Transcribe all of the material exactly.

══ Given entries ══

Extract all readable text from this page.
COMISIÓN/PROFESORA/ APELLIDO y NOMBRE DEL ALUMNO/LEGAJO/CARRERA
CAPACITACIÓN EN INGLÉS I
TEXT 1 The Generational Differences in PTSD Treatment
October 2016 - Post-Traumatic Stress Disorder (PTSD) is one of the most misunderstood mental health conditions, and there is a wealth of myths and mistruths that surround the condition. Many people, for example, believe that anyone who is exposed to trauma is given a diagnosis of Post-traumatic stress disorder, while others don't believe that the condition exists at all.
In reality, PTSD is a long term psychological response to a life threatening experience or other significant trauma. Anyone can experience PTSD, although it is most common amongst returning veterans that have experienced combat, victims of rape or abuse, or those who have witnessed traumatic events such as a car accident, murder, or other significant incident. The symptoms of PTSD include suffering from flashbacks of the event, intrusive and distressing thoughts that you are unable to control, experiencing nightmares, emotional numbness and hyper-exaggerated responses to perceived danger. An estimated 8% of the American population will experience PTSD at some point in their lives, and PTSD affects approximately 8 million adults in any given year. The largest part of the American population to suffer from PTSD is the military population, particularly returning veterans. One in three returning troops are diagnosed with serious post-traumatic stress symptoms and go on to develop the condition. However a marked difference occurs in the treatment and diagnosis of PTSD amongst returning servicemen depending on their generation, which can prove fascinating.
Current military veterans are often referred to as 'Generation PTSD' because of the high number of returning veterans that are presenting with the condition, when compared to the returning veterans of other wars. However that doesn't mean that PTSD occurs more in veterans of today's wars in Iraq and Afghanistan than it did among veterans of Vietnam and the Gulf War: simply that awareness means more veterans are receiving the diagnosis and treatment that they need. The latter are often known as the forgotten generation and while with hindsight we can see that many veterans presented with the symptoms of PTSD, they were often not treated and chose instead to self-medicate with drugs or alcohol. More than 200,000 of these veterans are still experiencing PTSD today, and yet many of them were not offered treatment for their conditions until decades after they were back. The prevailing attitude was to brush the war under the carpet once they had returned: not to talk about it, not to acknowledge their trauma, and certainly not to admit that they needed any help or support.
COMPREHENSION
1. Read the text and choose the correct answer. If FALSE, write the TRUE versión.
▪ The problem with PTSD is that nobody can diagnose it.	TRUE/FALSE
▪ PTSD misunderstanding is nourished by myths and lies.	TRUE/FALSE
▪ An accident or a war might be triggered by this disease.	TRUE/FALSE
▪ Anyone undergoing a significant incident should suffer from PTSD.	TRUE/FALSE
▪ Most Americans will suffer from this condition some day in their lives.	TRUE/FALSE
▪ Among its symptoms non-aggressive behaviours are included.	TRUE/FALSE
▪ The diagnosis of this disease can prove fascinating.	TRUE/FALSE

═══

» Result for this exercise:
Extract all readable text from this page.
COMISIÓN/PROFESORA/ APELLIDO y NOMBRE DEL ALUMNO/LEGAJO/CARRERA
CAPACITACIÓN EN INGLÉS I
TEXT 1 The Generational Differences in PTSD Treatment
October 2016 - Post-Traumatic Stress Disorder (PTSD) is one of the most misunderstood mental health conditions, and there is a wealth of myths and mistruths that surround the condition. Many people, for example, believe that anyone who is exposed to trauma is given a diagnosis of Post-traumatic stress disorder, while others don't believe that the condition exists at all.
In reality, PTSD is a long term psychological response to a life threatening experience or other significant trauma. Anyone can experience PTSD, although it is most common amongst returning veterans that have experienced combat, victims of rape or abuse, or those who have witnessed traumatic events such as a car accident, murder, or other significant incident. The symptoms of PTSD include suffering from flashbacks of the event, intrusive and distressing thoughts that you are unable to control, experiencing nightmares, emotional numbness and hyper-exaggerated responses to perceived danger. An estimated 8% of the American population will experience PTSD at some point in their lives, and PTSD affects approximately 8 million adults in any given year. The largest part of the American population to suffer from PTSD is the military population, particularly returning veterans. One in three returning troops are diagnosed with serious post-traumatic stress symptoms and go on to develop the condition. However a marked difference occurs in the treatment and diagnosis of PTSD amongst returning servicemen depending on their generation, which can prove fascinating.
Current military veterans are often referred to as 'Generation PTSD' because of the high number of returning veterans that are presenting with the condition, when compared to the returning veterans of other wars. However that doesn't mean that PTSD occurs more in veterans of today's wars in Iraq and Afghanistan than it did among veterans of Vietnam and the Gulf War: simply that awareness means more veterans are receiving the diagnosis and treatment that they need. The latter are often known as the forgotten generation and while with hindsight we can see that many veterans presented with the symptoms of PTSD, they were often not treated and chose instead to self-medicate with drugs or alcohol. More than 200,000 of these veterans are still experiencing PTSD today, and yet many of them were not offered treatment for their conditions until decades after they were back. The prevailing attitude was to brush the war under the carpet once they had returned: not to talk about it, not to acknowledge their trauma, and certainly not to admit that they needed any help or support.
COMPREHENSION
1. Read the text and choose the correct answer. If FALSE, write the TRUE versión.
▪ The problem with PTSD is that nobody can diagnose it.	TRUE/FALSE
▪ PTSD misunderstanding is nourished by myths and lies.	TRUE/FALSE
▪ An accident or a war might be triggered by this disease.	TRUE/FALSE
▪ Anyone undergoing a significant incident should suffer from PTSD.	TRUE/FALSE
▪ Most Americans will suffer from this condition some day in their lives.	TRUE/FALSE
▪ Among its symptoms non-aggressive behaviours are included.	TRUE/FALSE
▪ The diagnosis of this disease can prove fascinating.	TRUE/FALSE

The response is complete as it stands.